┌────────

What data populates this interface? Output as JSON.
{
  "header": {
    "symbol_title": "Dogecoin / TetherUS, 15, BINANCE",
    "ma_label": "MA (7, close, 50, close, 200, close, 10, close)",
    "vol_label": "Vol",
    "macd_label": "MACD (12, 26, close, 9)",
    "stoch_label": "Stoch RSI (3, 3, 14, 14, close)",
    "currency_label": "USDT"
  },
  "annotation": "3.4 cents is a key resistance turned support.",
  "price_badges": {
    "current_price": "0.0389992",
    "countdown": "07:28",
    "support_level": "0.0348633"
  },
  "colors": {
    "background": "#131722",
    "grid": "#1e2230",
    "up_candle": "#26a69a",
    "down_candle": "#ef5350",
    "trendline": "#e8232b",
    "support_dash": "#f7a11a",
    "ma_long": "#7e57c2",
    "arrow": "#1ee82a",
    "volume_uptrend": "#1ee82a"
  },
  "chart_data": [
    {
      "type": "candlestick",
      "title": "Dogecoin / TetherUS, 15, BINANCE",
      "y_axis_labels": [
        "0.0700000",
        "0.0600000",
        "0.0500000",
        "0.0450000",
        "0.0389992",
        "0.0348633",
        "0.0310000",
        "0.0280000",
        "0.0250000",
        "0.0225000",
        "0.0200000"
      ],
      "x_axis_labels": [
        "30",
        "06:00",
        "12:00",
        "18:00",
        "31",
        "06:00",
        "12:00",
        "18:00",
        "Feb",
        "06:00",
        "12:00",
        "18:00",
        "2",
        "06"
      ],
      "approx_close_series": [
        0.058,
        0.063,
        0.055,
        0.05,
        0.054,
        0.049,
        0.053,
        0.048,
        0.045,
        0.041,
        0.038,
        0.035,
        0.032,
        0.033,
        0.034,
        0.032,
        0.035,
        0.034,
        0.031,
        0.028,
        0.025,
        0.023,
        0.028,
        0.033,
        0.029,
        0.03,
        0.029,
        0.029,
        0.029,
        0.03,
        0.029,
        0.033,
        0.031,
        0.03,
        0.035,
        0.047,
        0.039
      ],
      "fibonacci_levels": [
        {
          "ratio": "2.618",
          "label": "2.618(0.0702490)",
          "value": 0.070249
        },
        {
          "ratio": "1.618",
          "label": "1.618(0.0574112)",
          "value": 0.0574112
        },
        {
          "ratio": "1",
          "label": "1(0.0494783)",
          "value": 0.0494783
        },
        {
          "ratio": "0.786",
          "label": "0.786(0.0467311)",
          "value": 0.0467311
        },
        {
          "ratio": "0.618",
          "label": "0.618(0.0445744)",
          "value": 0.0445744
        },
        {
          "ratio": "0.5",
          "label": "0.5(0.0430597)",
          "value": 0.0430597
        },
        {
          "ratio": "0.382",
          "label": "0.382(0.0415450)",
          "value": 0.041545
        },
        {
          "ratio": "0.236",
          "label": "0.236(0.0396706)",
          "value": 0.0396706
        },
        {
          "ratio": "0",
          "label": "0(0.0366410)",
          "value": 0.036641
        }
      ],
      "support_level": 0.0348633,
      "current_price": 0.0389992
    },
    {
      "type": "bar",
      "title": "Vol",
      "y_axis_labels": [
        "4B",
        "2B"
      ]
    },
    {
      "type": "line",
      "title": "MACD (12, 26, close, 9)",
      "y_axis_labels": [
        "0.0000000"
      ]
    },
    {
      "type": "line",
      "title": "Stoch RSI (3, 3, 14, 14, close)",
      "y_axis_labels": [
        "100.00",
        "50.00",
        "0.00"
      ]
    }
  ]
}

└────────

# [What this task involves]
Exactly how many lines of the listing above contain the string "value"? Give no more than the number.

# [Task solution]
9